- [GIVEN INSTRUCTION]
Go through the listing and copy every line word for word.

- [MATERIAL PROVIDED]
>>

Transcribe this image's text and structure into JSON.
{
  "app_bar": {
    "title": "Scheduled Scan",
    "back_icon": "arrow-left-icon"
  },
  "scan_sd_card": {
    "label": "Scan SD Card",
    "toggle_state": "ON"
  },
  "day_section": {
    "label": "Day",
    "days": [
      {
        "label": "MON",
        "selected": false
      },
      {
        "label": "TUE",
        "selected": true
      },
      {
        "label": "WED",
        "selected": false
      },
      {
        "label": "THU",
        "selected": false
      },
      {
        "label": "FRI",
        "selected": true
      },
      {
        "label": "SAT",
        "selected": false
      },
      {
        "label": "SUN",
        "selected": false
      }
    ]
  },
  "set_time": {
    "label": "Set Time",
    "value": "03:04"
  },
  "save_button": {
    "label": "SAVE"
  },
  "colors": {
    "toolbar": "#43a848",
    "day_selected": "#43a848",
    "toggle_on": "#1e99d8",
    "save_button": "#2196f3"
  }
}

<<

- [ANSWER FOR THIS EXERCISE]
Transcribe this image's text and structure into JSON.
{
  "app_bar": {
    "title": "Scheduled Scan",
    "back_icon": "arrow-left-icon"
  },
  "scan_sd_card": {
    "label": "Scan SD Card",
    "toggle_state": "ON"
  },
  "day_section": {
    "label": "Day",
    "days": [
      {
        "label": "MON",
        "selected": false
      },
      {
        "label": "TUE",
        "selected": true
      },
      {
        "label": "WED",
        "selected": false
      },
      {
        "label": "THU",
        "selected": false
      },
      {
        "label": "FRI",
        "selected": true
      },
      {
        "label": "SAT",
        "selected": false
      },
      {
        "label": "SUN",
        "selected": false
      }
    ]
  },
  "set_time": {
    "label": "Set Time",
    "value": "03:04"
  },
  "save_button": {
    "label": "SAVE"
  },
  "colors": {
    "toolbar": "#43a848",
    "day_selected": "#43a848",
    "toggle_on": "#1e99d8",
    "save_button": "#2196f3"
  }
}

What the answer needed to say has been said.